Brief =>
Report every line in the listing below where the string "color" shows up.

Data =>

_ _ _ _

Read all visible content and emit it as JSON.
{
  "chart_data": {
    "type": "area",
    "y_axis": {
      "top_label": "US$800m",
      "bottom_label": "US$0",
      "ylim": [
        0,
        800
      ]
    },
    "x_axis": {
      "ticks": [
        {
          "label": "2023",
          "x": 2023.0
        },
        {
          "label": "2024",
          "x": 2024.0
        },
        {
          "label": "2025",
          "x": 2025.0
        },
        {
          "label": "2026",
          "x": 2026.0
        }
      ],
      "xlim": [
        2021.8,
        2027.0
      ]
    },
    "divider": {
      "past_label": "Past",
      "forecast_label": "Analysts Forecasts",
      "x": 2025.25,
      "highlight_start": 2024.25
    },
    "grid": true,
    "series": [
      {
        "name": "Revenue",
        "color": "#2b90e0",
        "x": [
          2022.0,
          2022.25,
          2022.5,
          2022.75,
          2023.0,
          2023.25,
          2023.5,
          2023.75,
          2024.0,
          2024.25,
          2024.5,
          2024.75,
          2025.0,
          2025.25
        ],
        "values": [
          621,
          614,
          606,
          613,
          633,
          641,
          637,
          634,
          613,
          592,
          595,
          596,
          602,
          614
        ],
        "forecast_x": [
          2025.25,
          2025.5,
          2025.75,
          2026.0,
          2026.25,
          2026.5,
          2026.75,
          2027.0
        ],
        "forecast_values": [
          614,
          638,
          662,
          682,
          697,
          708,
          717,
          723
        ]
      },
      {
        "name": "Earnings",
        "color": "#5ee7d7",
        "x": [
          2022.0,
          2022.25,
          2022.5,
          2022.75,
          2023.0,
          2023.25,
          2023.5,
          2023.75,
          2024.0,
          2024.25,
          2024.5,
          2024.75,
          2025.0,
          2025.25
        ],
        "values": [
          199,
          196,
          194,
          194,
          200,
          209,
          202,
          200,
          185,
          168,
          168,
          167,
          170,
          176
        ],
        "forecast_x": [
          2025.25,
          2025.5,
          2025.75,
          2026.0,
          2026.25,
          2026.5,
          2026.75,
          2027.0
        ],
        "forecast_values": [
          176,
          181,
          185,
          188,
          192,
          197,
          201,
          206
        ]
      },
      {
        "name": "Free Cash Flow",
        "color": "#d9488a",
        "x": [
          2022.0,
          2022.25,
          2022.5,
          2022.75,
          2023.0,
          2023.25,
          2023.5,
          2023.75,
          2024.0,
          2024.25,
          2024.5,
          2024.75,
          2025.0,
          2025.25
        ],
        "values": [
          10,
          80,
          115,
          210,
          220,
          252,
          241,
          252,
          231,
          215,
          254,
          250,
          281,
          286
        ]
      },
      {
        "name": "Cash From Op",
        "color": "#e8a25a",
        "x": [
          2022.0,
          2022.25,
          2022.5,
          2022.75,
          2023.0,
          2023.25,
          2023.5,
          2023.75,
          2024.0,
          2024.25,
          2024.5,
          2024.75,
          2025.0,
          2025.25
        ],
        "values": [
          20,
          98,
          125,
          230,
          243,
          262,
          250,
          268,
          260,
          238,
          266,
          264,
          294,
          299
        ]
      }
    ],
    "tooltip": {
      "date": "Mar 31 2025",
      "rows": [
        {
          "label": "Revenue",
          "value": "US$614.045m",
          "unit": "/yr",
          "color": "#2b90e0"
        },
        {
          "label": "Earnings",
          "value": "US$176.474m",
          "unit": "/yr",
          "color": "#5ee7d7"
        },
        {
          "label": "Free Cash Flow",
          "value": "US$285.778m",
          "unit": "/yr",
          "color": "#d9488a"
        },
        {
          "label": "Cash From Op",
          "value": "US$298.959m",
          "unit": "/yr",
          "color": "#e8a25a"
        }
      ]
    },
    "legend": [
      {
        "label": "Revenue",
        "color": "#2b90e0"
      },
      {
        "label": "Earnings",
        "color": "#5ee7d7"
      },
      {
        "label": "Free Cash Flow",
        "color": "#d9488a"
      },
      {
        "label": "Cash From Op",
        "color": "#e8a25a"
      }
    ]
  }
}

_ _ _ _

The answer =>
        "color": "#2b90e0",
        "color": "#5ee7d7",
        "color": "#d9488a",
        "color": "#e8a25a",
          "color": "#2b90e0"
          "color": "#5ee7d7"
          "color": "#d9488a"
          "color": "#e8a25a"
        "color": "#2b90e0"
        "color": "#5ee7d7"
        "color": "#d9488a"
        "color": "#e8a25a"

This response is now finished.